> [RECORDS TO PROCESS]
════════
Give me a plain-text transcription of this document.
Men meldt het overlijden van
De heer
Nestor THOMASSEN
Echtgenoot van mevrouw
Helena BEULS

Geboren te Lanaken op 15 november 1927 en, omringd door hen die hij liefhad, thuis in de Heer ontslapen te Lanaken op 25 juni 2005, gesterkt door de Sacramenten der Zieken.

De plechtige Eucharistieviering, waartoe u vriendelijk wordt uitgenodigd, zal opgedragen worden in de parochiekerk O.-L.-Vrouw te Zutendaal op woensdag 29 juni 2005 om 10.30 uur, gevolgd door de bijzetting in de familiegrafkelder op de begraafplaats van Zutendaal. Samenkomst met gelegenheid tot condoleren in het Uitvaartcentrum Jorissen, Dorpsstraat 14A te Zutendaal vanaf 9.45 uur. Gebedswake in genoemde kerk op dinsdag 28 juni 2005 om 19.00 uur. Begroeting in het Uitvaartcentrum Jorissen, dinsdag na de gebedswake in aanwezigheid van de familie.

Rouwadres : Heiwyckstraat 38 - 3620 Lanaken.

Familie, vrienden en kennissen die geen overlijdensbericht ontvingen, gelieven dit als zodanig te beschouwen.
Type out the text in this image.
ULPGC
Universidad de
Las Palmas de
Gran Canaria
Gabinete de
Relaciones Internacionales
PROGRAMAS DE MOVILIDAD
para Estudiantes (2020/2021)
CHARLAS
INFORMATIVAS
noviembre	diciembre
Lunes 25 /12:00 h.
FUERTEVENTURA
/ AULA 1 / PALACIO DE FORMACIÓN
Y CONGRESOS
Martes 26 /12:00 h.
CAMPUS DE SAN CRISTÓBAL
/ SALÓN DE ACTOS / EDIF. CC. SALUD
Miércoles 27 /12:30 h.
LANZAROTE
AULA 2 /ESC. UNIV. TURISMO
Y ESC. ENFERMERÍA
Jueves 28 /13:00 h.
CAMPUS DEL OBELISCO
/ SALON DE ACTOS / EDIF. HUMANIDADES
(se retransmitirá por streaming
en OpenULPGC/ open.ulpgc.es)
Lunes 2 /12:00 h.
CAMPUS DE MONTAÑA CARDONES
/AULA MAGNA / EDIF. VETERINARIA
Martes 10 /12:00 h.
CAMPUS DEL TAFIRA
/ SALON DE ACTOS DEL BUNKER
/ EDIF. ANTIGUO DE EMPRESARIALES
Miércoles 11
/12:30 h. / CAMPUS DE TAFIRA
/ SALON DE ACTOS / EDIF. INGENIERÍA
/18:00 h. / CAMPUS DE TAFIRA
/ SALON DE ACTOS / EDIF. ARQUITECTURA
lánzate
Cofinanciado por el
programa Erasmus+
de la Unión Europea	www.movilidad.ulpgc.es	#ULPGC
════════
> [AIM]
Type out the entries again, word for word.

> [ANSWER TO THIS TASK]
Give me a plain-text transcription of this document.
Men meldt het overlijden van
De heer
Nestor THOMASSEN
Echtgenoot van mevrouw
Helena BEULS

Geboren te Lanaken op 15 november 1927 en, omringd door hen die hij liefhad, thuis in de Heer ontslapen te Lanaken op 25 juni 2005, gesterkt door de Sacramenten der Zieken.

De plechtige Eucharistieviering, waartoe u vriendelijk wordt uitgenodigd, zal opgedragen worden in de parochiekerk O.-L.-Vrouw te Zutendaal op woensdag 29 juni 2005 om 10.30 uur, gevolgd door de bijzetting in de familiegrafkelder op de begraafplaats van Zutendaal. Samenkomst met gelegenheid tot condoleren in het Uitvaartcentrum Jorissen, Dorpsstraat 14A te Zutendaal vanaf 9.45 uur. Gebedswake in genoemde kerk op dinsdag 28 juni 2005 om 19.00 uur. Begroeting in het Uitvaartcentrum Jorissen, dinsdag na de gebedswake in aanwezigheid van de familie.

Rouwadres : Heiwyckstraat 38 - 3620 Lanaken.

Familie, vrienden en kennissen die geen overlijdensbericht ontvingen, gelieven dit als zodanig te beschouwen.
Type out the text in this image.
ULPGC
Universidad de
Las Palmas de
Gran Canaria
Gabinete de
Relaciones Internacionales
PROGRAMAS DE MOVILIDAD
para Estudiantes (2020/2021)
CHARLAS
INFORMATIVAS
noviembre	diciembre
Lunes 25 /12:00 h.
FUERTEVENTURA
/ AULA 1 / PALACIO DE FORMACIÓN
Y CONGRESOS
Martes 26 /12:00 h.
CAMPUS DE SAN CRISTÓBAL
/ SALÓN DE ACTOS / EDIF. CC. SALUD
Miércoles 27 /12:30 h.
LANZAROTE
AULA 2 /ESC. UNIV. TURISMO
Y ESC. ENFERMERÍA
Jueves 28 /13:00 h.
CAMPUS DEL OBELISCO
/ SALON DE ACTOS / EDIF. HUMANIDADES
(se retransmitirá por streaming
en OpenULPGC/ open.ulpgc.es)
Lunes 2 /12:00 h.
CAMPUS DE MONTAÑA CARDONES
/AULA MAGNA / EDIF. VETERINARIA
Martes 10 /12:00 h.
CAMPUS DEL TAFIRA
/ SALON DE ACTOS DEL BUNKER
/ EDIF. ANTIGUO DE EMPRESARIALES
Miércoles 11
/12:30 h. / CAMPUS DE TAFIRA
/ SALON DE ACTOS / EDIF. INGENIERÍA
/18:00 h. / CAMPUS DE TAFIRA
/ SALON DE ACTOS / EDIF. ARQUITECTURA
lánzate
Cofinanciado por el
programa Erasmus+
de la Unión Europea	www.movilidad.ulpgc.es	#ULPGC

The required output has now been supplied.